> [Your task]: In your copy, leave out the pictures and repeat the entries below exactly.

> [Data excerpts]:
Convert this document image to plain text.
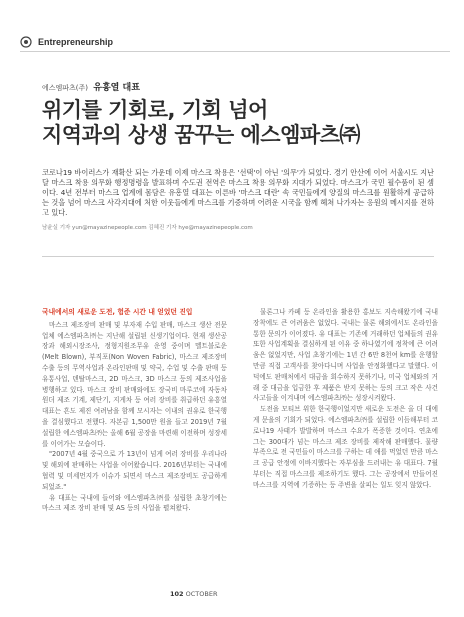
Entrepreneurship
에스엠파츠(주) 유흥열 대표
위기를 기회로, 기회 넘어
지역과의 상생 꿈꾸는 에스엠파츠㈜
코로나19 바이러스가 재확산 되는 가운데 이제 마스크 착용은 '선택'이 아닌 '의무'가 되었다. 경기 안산에 이어 서울시도 지난달 마스크 착용 의무화 행정명령을 발표하며 수도권 전역은 마스크 착용 의무화 지대가 되었다. 마스크가 국민 필수품이 된 셈이다. 4년 전부터 마스크 업계에 몸담은 유흥열 대표는 이른바 '마스크 대란' 속 국민들에게 양질의 마스크를 원활하게 공급하는 것을 넘어 마스크 사각지대에 처한 이웃들에게 마스크를 기증하며 어려운 시국을 함께 헤쳐 나가자는 응원의 메시지를 전하고 있다.
남윤실 기자 yun@mayazinepeople.com 김혜진 기자 hye@mayazinepeople.com
국내에서의 새로운 도전, 험준 시간 내 얻었던 진입

마스크 제조장비 판매 및 부자재 수입 판매, 마스크 생산 전문업체 에스엠파츠㈜는 지난해 설립된 신생기업이다. 현재 생산공장과 해외시장조사, 정형지원조무유 운영 중이며 멜트블로운(Melt Blown), 부직포(Non Woven Fabric), 마스크 제조장비 수출 등의 무역사업과 온라인판매 및 약국, 수업 및 수출 판매 등 유통사업, 덴탈마스크, 2D 마스크, 3D 마스크 등의 제조사업을 병행하고 있다. 마스크 장비 판매와에도 장국비 마루코에 자동차 원더 제조 기계, 제단기, 지게차 등 여러 장비를 취급하던 유흥열 대표는 흔도 제진 여려남을 함께 모시자는 이내의 권유로 한국행을 결심했다고 전했다. 자본금 1,500만 원을 들고 2019년 7월 설립한 에스엠파츠㈜는 올해 6월 공장을 마련해 이전하며 성장세를 이어가는 모습이다.

"2007년 4월 중국으로 가 13년이 넘게 여러 장비를 우리나라 및 해외에 판매하는 사업을 이어왔습니다. 2016년부터는 국내에 협력 및 미세먼지가 이슈가 되면서 마스크 제조장비도 공급하게 되었죠."

유 대표는 국내에 들어와 에스엠파츠㈜를 설립한 초창기에는 마스크 제조 장비 판매 및 AS 등의 사업을 펼쳐왔다.

물론그나 카페 등 온라인을 활용한 홍보도 지속해왔기에 국내 장착에도 큰 어려움은 없었다. 국내는 물론 해외에서도 온라인을 통한 문의가 이어졌다. 유 대표는 기존에 거래하던 업체들의 권유 또한 사업계획을 결심하게 된 이유 중 하나였기에 정착에 큰 어려움은 없었지만, 사업 초창기에는 1년 간 6만 8천여 km를 운행할 만큼 직접 고객사를 찾아다니며 사업을 안정화했다고 말했다. 이 덕에도 판매처에서 대금을 회수하지 못하기나, 미국 업체와의 거래 중 대금을 입금한 후 제품은 받지 못하는 등의 크고 작은 사건 사고들을 이겨내며 에스엠파츠㈜는 성장시켜왔다.

도전을 모티브 위한 한국행이었지만 새로운 도전은 올 더 대에게 문을의 기회가 되었다. 에스엠파츠㈜를 설립한 이듬해부터 코로나19 사태가 발발하며 마스크 수요가 폭증한 것이다. 연초에 그는 300대가 넘는 마스크 제조 장비를 제작해 판매했다. 물량 부족으로 전 국민들이 마스크를 구하는 데 애를 먹었던 만큼 마스크 공급 안정에 이바지했다는 자부심을 드러내는 유 대표다. 7월부터는 직접 마스크를 제조하기도 했다. 그는 공장에서 만들어진 마스크를 지역에 기증하는 등 주변을 살피는 일도 잊지 않았다.

102 OCTOBER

> [Solution to the exercise]:
Convert this document image to plain text.
Entrepreneurship
에스엠파츠(주) 유흥열 대표
위기를 기회로, 기회 넘어
지역과의 상생 꿈꾸는 에스엠파츠㈜
코로나19 바이러스가 재확산 되는 가운데 이제 마스크 착용은 '선택'이 아닌 '의무'가 되었다. 경기 안산에 이어 서울시도 지난달 마스크 착용 의무화 행정명령을 발표하며 수도권 전역은 마스크 착용 의무화 지대가 되었다. 마스크가 국민 필수품이 된 셈이다. 4년 전부터 마스크 업계에 몸담은 유흥열 대표는 이른바 '마스크 대란' 속 국민들에게 양질의 마스크를 원활하게 공급하는 것을 넘어 마스크 사각지대에 처한 이웃들에게 마스크를 기증하며 어려운 시국을 함께 헤쳐 나가자는 응원의 메시지를 전하고 있다.
남윤실 기자 yun@mayazinepeople.com 김혜진 기자 hye@mayazinepeople.com
국내에서의 새로운 도전, 험준 시간 내 얻었던 진입

마스크 제조장비 판매 및 부자재 수입 판매, 마스크 생산 전문업체 에스엠파츠㈜는 지난해 설립된 신생기업이다. 현재 생산공장과 해외시장조사, 정형지원조무유 운영 중이며 멜트블로운(Melt Blown), 부직포(Non Woven Fabric), 마스크 제조장비 수출 등의 무역사업과 온라인판매 및 약국, 수업 및 수출 판매 등 유통사업, 덴탈마스크, 2D 마스크, 3D 마스크 등의 제조사업을 병행하고 있다. 마스크 장비 판매와에도 장국비 마루코에 자동차 원더 제조 기계, 제단기, 지게차 등 여러 장비를 취급하던 유흥열 대표는 흔도 제진 여려남을 함께 모시자는 이내의 권유로 한국행을 결심했다고 전했다. 자본금 1,500만 원을 들고 2019년 7월 설립한 에스엠파츠㈜는 올해 6월 공장을 마련해 이전하며 성장세를 이어가는 모습이다.

"2007년 4월 중국으로 가 13년이 넘게 여러 장비를 우리나라 및 해외에 판매하는 사업을 이어왔습니다. 2016년부터는 국내에 협력 및 미세먼지가 이슈가 되면서 마스크 제조장비도 공급하게 되었죠."

유 대표는 국내에 들어와 에스엠파츠㈜를 설립한 초창기에는 마스크 제조 장비 판매 및 AS 등의 사업을 펼쳐왔다.

물론그나 카페 등 온라인을 활용한 홍보도 지속해왔기에 국내 장착에도 큰 어려움은 없었다. 국내는 물론 해외에서도 온라인을 통한 문의가 이어졌다. 유 대표는 기존에 거래하던 업체들의 권유 또한 사업계획을 결심하게 된 이유 중 하나였기에 정착에 큰 어려움은 없었지만, 사업 초창기에는 1년 간 6만 8천여 km를 운행할 만큼 직접 고객사를 찾아다니며 사업을 안정화했다고 말했다. 이 덕에도 판매처에서 대금을 회수하지 못하기나, 미국 업체와의 거래 중 대금을 입금한 후 제품은 받지 못하는 등의 크고 작은 사건 사고들을 이겨내며 에스엠파츠㈜는 성장시켜왔다.

도전을 모티브 위한 한국행이었지만 새로운 도전은 올 더 대에게 문을의 기회가 되었다. 에스엠파츠㈜를 설립한 이듬해부터 코로나19 사태가 발발하며 마스크 수요가 폭증한 것이다. 연초에 그는 300대가 넘는 마스크 제조 장비를 제작해 판매했다. 물량 부족으로 전 국민들이 마스크를 구하는 데 애를 먹었던 만큼 마스크 공급 안정에 이바지했다는 자부심을 드러내는 유 대표다. 7월부터는 직접 마스크를 제조하기도 했다. 그는 공장에서 만들어진 마스크를 지역에 기증하는 등 주변을 살피는 일도 잊지 않았다.

102 OCTOBER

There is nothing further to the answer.